-- START Task input --

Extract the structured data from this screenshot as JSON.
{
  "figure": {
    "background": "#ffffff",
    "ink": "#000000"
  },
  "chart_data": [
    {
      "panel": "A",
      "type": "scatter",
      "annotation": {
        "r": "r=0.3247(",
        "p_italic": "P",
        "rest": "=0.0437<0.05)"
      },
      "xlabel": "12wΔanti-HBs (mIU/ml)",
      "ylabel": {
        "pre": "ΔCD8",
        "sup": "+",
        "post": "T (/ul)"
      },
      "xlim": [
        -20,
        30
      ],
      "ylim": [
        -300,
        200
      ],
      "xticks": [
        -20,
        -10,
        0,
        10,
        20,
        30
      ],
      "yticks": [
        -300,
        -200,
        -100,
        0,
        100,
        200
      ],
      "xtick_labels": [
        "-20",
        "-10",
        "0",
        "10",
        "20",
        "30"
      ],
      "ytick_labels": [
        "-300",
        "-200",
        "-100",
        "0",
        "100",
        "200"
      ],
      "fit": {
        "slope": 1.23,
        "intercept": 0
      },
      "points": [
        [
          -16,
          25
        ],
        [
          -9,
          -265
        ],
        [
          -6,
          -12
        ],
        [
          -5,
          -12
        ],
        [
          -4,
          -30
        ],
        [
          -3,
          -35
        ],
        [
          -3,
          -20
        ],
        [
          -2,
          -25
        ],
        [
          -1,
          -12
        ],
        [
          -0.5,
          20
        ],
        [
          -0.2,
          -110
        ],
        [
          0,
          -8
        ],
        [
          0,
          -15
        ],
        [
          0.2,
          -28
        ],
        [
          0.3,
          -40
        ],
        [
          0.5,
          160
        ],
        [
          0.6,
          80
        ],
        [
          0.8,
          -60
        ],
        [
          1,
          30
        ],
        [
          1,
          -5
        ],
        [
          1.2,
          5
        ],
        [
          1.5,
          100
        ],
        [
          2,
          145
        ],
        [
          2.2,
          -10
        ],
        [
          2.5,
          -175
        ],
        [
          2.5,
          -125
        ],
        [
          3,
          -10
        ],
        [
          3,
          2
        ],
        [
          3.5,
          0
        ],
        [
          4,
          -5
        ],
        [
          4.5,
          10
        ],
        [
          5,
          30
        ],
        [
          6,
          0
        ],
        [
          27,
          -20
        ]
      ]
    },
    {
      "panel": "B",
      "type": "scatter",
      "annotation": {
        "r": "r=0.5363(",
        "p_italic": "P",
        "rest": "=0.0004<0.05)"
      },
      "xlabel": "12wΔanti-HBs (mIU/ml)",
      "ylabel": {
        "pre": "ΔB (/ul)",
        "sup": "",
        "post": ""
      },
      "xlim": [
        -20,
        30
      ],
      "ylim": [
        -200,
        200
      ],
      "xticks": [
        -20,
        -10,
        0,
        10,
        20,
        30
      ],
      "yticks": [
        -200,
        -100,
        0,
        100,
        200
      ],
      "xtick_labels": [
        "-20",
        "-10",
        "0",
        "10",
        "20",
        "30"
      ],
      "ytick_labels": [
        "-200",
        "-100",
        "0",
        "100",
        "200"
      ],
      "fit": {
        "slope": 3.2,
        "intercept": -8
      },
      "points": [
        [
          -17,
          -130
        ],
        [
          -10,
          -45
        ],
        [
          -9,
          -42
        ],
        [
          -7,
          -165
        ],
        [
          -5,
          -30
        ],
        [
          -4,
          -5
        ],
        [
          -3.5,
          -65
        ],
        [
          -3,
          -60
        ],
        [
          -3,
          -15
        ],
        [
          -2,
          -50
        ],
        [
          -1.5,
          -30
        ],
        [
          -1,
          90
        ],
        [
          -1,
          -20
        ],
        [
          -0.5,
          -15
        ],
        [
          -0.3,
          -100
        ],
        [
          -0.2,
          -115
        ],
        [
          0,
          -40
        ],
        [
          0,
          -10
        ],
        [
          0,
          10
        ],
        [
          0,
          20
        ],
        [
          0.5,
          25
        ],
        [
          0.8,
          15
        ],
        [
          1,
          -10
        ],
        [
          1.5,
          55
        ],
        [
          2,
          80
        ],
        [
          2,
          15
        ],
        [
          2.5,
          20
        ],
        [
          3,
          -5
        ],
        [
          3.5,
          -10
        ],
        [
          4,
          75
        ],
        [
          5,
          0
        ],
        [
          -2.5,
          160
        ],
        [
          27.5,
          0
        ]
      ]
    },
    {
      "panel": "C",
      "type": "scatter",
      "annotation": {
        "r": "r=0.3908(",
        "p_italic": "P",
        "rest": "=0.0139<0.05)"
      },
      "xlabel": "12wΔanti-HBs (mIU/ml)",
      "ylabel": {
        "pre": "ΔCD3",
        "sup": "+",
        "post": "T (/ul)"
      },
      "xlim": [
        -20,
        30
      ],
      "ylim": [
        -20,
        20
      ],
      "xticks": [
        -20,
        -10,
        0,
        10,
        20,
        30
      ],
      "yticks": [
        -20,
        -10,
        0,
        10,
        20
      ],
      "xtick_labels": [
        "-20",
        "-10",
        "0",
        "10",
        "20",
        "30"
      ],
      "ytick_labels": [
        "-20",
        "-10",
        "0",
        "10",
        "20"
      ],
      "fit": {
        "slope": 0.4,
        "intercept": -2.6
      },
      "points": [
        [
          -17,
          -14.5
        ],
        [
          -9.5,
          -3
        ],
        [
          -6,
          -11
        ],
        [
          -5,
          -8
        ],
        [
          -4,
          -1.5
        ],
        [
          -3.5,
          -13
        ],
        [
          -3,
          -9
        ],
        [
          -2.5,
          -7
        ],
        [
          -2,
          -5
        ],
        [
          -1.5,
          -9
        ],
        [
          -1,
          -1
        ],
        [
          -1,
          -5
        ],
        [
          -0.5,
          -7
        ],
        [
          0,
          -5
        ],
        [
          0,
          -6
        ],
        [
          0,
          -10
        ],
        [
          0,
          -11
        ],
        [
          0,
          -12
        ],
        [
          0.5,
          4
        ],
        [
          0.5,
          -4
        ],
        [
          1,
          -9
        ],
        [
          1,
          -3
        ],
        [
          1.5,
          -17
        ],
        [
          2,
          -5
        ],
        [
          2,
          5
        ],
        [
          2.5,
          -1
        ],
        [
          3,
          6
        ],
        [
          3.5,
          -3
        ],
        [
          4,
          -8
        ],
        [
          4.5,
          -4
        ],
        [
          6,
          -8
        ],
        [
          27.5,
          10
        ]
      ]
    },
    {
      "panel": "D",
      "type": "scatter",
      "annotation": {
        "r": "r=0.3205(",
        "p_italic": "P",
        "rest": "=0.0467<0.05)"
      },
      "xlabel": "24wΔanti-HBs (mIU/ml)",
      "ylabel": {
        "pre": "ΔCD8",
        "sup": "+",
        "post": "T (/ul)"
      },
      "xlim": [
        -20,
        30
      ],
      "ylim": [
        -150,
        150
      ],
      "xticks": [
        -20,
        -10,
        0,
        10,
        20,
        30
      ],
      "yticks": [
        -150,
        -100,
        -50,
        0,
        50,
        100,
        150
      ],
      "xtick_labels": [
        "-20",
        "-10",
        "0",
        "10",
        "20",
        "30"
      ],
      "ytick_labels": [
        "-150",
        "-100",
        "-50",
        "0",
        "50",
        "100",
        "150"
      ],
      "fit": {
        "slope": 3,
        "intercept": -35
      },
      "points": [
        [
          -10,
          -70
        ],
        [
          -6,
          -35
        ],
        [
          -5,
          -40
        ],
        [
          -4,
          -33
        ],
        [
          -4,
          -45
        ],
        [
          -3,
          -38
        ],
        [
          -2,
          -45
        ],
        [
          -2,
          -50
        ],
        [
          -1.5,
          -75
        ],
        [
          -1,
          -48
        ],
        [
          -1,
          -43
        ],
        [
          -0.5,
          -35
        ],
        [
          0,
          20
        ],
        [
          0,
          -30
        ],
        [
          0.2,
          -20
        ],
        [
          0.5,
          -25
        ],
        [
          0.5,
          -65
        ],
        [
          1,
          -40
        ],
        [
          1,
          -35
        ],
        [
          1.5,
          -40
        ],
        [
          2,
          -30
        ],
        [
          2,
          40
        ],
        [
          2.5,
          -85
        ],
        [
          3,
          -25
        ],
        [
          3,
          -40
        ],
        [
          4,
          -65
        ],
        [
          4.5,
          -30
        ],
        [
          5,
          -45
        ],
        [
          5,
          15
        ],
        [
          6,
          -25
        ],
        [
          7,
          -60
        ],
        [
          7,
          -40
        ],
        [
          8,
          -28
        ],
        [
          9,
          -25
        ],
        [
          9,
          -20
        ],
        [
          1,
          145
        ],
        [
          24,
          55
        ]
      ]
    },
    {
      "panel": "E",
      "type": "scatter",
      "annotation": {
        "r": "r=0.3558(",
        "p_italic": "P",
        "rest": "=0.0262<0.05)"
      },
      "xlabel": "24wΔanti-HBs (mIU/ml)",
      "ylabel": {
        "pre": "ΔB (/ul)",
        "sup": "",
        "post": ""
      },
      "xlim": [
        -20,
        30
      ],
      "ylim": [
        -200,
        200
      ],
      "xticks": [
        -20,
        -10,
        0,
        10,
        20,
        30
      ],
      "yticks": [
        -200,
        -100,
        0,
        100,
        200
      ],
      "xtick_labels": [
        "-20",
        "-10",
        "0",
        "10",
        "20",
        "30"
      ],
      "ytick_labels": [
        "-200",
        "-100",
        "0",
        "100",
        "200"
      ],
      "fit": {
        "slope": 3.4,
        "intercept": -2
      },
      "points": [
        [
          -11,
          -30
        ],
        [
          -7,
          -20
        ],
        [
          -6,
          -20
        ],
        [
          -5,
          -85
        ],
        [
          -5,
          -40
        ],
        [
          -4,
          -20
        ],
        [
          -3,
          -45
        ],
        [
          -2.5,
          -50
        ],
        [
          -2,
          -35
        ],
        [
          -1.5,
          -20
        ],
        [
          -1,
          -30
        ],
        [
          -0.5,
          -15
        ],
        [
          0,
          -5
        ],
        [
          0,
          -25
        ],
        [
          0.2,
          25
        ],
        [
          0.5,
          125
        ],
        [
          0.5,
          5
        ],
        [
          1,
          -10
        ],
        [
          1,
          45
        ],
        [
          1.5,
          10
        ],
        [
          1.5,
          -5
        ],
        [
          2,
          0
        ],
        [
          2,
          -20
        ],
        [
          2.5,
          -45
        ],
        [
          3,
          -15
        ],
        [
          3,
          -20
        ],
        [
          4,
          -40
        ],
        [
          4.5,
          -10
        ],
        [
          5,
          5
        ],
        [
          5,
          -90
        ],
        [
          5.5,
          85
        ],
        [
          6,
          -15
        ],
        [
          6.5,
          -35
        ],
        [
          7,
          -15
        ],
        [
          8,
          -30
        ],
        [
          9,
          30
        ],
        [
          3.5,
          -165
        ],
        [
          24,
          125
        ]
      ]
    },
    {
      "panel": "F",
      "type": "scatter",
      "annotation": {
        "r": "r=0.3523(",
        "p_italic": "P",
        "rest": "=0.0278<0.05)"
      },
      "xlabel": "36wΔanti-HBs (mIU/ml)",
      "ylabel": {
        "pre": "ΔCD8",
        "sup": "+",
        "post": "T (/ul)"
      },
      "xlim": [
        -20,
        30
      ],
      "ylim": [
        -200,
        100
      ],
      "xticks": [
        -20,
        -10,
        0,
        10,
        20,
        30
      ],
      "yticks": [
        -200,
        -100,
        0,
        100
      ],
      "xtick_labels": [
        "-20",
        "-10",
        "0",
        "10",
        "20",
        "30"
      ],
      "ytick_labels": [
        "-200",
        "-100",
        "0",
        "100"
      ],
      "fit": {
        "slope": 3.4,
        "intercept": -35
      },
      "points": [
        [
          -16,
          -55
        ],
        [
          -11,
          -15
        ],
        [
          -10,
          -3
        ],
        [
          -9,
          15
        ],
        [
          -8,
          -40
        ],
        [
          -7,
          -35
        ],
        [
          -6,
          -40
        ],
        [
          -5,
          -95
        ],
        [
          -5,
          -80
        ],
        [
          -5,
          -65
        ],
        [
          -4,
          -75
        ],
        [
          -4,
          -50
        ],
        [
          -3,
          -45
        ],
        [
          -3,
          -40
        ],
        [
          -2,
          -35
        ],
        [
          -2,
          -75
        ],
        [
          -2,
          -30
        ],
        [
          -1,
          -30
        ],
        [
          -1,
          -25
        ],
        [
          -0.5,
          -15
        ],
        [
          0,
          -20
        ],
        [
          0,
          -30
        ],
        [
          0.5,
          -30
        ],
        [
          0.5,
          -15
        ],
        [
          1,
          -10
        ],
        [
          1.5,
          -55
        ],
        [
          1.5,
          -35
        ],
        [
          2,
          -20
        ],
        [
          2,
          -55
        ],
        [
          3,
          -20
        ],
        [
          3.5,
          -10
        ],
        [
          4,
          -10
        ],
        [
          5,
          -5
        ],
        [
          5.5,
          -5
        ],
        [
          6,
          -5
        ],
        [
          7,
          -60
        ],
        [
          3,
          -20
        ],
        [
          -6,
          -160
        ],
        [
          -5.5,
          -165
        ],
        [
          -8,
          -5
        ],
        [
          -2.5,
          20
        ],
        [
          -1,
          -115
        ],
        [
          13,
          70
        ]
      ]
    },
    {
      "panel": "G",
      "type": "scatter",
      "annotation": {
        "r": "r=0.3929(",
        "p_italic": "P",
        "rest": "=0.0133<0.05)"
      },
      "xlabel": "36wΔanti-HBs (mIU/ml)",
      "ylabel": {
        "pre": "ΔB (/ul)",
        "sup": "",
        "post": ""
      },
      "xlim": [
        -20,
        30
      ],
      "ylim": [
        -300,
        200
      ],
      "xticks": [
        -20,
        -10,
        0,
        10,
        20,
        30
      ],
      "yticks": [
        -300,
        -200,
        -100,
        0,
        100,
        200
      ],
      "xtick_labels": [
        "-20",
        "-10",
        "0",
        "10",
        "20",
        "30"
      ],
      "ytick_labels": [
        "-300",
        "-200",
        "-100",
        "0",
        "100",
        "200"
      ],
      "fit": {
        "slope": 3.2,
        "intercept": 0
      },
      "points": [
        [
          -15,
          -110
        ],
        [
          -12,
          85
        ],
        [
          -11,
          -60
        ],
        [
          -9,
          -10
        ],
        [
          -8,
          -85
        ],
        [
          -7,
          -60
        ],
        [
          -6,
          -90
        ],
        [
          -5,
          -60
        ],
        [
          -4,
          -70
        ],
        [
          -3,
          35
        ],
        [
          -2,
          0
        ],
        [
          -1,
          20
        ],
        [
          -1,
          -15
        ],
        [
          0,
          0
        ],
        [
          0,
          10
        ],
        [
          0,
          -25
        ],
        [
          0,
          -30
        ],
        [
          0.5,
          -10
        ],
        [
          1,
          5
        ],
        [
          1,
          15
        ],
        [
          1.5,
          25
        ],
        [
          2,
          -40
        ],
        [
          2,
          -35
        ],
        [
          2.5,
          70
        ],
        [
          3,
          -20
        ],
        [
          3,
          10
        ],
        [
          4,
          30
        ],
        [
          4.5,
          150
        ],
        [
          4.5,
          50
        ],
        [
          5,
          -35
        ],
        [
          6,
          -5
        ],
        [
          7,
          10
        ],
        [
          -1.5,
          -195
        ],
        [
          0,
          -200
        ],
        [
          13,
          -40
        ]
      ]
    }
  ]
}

-- END Task input --

Do this: Pick out lines containing the word "rest", each one as written.

Complete output:
        "rest": "=0.0437<0.05)"
        "rest": "=0.0004<0.05)"
        "rest": "=0.0139<0.05)"
        "rest": "=0.0467<0.05)"
        "rest": "=0.0262<0.05)"
        "rest": "=0.0278<0.05)"
        "rest": "=0.0133<0.05)"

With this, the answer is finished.